** Begin MATERIAL PROVIDED **

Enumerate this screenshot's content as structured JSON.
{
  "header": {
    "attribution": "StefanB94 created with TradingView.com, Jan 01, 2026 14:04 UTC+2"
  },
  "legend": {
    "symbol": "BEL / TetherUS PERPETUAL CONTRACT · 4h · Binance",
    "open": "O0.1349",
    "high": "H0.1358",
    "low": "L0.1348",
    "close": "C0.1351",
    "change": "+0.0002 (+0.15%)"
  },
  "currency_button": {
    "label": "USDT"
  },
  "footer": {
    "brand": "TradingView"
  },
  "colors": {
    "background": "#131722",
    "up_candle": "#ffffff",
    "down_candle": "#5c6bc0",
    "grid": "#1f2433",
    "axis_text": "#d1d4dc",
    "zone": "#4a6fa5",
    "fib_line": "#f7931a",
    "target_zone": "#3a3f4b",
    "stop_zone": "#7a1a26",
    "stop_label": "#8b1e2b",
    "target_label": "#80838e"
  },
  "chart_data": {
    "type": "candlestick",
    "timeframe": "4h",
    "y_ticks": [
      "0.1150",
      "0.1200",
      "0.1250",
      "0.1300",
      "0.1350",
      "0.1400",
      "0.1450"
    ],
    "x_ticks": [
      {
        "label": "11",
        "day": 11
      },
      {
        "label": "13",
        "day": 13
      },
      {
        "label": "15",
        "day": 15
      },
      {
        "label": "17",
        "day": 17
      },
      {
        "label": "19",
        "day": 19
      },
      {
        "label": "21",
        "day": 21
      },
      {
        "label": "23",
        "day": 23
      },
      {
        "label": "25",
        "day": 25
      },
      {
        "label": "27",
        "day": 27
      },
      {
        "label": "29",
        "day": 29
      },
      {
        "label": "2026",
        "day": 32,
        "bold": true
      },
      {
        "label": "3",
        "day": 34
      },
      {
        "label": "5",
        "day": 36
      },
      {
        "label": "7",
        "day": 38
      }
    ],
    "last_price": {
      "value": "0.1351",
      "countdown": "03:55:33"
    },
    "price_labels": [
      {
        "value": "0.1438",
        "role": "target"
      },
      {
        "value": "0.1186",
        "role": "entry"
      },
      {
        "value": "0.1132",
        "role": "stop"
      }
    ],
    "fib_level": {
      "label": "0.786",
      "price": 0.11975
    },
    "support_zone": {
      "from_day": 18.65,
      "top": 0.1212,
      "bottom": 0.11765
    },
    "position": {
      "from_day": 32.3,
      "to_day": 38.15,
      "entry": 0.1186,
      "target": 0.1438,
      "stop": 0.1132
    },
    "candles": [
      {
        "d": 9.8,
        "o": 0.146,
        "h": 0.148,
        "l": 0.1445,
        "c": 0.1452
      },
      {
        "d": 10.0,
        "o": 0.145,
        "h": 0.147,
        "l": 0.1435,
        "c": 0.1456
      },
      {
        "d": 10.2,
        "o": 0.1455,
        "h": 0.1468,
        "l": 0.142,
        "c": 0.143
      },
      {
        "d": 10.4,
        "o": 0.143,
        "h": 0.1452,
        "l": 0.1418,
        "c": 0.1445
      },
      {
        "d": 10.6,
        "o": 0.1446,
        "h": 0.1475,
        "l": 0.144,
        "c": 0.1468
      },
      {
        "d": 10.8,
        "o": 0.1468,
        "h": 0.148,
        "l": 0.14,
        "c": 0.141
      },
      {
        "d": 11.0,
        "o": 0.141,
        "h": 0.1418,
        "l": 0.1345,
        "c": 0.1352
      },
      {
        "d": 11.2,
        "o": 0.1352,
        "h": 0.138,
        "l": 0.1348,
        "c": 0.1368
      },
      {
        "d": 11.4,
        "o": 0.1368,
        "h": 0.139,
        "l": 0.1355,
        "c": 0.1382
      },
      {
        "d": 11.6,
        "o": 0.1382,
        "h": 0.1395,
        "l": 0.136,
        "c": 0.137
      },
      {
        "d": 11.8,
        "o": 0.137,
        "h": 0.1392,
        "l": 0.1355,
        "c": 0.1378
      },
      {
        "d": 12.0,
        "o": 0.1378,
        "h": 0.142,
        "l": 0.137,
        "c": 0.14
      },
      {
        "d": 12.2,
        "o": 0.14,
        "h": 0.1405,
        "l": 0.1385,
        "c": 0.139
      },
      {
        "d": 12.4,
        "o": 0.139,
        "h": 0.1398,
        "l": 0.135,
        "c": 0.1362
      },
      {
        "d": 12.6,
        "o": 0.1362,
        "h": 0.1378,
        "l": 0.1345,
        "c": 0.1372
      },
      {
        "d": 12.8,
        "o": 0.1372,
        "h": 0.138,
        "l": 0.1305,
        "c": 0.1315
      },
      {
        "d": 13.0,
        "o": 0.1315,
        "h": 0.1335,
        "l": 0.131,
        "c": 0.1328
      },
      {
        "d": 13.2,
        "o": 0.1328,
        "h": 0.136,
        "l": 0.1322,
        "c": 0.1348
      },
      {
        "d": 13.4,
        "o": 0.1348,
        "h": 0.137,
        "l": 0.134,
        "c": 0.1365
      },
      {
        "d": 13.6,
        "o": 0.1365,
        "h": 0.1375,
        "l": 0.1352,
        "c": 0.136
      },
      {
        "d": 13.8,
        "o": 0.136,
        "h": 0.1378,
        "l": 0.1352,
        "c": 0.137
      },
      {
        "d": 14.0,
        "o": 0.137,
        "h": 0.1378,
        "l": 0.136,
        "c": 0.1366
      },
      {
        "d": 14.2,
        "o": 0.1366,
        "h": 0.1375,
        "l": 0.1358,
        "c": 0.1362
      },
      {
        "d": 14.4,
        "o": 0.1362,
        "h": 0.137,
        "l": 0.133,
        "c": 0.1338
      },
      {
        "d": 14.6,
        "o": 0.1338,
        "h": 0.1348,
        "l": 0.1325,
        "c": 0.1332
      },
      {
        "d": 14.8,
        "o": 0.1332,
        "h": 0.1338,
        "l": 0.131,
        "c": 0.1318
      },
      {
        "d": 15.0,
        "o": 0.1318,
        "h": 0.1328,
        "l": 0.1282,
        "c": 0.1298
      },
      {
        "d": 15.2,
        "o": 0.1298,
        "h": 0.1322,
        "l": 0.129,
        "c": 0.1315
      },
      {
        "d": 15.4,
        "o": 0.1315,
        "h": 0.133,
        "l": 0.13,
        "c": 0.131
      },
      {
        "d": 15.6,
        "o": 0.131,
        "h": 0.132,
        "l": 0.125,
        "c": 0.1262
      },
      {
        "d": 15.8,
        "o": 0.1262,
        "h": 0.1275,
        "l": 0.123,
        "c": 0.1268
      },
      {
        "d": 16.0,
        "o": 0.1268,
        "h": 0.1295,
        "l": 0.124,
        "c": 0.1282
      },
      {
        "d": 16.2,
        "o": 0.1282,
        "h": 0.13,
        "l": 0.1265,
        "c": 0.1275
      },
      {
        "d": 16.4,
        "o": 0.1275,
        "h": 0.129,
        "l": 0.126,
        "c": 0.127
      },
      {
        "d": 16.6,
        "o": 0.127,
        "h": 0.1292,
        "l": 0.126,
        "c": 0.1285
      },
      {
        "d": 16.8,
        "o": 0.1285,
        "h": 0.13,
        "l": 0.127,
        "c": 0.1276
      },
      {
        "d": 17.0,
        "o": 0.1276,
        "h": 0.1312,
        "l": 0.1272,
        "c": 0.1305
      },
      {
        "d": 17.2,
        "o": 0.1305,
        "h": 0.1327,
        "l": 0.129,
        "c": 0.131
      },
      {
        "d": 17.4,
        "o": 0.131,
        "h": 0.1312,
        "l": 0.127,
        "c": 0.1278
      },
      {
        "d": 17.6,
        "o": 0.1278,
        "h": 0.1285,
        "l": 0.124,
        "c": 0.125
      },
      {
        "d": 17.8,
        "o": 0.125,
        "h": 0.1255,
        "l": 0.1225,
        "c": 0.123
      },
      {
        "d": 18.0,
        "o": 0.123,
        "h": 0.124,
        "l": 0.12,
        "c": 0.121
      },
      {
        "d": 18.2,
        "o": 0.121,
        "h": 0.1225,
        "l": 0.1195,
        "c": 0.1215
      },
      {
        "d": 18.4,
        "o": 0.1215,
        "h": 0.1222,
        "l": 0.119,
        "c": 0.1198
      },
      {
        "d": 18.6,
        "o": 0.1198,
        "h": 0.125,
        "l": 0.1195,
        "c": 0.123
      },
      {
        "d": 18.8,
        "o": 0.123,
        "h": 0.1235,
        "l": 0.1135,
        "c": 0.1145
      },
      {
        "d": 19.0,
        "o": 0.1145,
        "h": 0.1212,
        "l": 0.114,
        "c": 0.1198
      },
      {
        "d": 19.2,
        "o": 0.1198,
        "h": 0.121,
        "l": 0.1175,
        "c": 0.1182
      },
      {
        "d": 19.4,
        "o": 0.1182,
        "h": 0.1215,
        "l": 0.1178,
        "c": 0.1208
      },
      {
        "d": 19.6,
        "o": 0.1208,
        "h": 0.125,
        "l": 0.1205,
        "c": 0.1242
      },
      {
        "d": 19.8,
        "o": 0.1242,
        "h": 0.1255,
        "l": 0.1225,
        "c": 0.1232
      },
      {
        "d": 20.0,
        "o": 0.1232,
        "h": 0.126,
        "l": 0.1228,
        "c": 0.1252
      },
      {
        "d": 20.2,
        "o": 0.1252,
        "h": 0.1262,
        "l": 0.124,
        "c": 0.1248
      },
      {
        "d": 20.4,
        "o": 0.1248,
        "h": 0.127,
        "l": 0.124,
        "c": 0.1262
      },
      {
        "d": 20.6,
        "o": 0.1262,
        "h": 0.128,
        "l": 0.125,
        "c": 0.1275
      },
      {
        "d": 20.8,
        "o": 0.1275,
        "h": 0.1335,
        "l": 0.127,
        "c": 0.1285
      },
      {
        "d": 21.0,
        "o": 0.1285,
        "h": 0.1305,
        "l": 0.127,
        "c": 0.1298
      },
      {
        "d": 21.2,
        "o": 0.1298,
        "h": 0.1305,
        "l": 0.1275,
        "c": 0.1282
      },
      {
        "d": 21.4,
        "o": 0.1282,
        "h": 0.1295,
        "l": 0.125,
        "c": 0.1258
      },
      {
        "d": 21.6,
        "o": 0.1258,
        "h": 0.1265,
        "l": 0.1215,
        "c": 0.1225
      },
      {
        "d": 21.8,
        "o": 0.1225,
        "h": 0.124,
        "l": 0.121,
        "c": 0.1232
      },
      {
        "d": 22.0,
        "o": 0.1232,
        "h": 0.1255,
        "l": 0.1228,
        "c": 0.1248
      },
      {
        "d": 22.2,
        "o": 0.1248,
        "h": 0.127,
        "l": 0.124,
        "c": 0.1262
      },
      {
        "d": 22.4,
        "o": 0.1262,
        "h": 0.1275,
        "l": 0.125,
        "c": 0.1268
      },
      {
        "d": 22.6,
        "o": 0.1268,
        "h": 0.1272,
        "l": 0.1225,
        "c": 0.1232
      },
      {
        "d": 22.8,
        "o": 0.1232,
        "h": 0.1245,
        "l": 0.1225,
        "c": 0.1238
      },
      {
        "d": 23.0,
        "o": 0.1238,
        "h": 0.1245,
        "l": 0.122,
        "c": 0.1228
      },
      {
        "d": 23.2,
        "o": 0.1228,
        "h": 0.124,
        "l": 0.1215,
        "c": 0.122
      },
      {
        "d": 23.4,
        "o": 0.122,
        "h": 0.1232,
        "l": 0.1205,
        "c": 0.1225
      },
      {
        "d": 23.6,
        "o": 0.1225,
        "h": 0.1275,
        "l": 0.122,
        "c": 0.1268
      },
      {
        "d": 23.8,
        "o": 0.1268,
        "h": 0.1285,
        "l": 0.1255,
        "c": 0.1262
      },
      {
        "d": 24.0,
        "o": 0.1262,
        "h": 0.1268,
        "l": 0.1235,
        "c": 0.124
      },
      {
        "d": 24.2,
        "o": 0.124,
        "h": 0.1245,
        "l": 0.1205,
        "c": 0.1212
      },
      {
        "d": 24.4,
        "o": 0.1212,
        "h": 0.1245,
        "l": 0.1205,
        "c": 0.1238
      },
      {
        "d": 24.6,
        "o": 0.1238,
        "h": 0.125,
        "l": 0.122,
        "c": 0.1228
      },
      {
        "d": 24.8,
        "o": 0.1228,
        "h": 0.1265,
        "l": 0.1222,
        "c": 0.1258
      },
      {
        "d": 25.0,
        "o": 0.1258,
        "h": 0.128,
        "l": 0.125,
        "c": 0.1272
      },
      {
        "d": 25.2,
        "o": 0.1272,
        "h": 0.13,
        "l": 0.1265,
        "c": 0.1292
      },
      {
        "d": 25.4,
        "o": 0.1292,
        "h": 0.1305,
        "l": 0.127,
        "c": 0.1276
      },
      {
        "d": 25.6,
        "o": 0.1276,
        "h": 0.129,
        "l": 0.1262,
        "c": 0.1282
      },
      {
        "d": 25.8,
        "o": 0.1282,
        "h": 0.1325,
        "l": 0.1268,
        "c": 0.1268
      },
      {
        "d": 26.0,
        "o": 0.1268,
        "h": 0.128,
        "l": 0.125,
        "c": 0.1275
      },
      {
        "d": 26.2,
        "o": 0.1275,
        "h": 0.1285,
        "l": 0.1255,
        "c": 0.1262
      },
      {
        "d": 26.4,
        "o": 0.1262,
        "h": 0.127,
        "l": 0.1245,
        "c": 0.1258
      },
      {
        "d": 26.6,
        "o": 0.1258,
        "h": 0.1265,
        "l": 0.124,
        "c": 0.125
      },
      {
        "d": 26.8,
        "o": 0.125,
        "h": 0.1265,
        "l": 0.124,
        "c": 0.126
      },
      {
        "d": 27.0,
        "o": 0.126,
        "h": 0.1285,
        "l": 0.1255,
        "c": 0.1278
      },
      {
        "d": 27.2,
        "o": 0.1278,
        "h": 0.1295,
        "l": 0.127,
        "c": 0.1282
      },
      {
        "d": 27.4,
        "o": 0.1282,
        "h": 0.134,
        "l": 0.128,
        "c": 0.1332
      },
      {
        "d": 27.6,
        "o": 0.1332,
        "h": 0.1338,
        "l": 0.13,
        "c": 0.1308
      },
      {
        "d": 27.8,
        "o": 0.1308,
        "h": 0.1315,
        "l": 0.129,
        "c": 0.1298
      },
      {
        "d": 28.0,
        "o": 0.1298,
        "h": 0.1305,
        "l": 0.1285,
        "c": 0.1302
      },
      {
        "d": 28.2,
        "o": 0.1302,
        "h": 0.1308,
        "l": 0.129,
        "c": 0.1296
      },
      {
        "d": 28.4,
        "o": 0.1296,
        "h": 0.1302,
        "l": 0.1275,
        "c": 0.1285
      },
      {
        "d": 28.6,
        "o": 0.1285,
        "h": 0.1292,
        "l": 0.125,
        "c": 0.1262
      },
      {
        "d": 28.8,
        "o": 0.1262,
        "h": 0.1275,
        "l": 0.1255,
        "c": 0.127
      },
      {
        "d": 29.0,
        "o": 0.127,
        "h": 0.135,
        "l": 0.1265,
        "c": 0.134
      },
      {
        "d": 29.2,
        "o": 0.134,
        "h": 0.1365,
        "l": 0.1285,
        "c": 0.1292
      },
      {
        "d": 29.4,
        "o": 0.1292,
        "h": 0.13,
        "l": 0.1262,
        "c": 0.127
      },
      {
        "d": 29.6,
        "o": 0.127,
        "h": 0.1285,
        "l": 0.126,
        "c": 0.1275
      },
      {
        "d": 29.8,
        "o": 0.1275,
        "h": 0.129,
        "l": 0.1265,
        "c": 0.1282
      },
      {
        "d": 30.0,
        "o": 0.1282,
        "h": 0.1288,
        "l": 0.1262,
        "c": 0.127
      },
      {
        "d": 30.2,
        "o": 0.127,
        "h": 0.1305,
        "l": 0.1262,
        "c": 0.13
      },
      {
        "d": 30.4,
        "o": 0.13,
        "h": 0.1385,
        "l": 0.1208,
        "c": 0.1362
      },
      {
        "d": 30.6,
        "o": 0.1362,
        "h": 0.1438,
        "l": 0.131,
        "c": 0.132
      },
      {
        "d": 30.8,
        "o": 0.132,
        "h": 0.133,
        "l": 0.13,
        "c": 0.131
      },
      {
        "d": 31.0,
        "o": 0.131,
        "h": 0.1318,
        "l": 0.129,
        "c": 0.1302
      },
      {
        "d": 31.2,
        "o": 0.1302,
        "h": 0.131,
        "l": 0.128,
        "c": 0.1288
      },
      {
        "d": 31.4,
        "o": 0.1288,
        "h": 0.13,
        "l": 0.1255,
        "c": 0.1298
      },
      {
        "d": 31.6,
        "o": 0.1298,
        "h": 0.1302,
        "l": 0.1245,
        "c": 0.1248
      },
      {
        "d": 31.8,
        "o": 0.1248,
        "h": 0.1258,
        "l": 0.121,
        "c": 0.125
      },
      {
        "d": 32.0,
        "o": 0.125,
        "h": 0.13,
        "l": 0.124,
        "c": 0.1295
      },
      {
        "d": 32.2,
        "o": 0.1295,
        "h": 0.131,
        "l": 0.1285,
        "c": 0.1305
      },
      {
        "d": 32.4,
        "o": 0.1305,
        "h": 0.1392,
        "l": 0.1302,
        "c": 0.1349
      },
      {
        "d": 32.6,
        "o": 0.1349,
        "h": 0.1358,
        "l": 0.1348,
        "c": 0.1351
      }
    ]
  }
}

** End MATERIAL PROVIDED **

EXERCISE:
Extract each line from the listing that holds the word "TradingView".

TASK ANSWER:
    "attribution": "StefanB94 created with TradingView.com, Jan 01, 2026 14:04 UTC+2"
    "brand": "TradingView"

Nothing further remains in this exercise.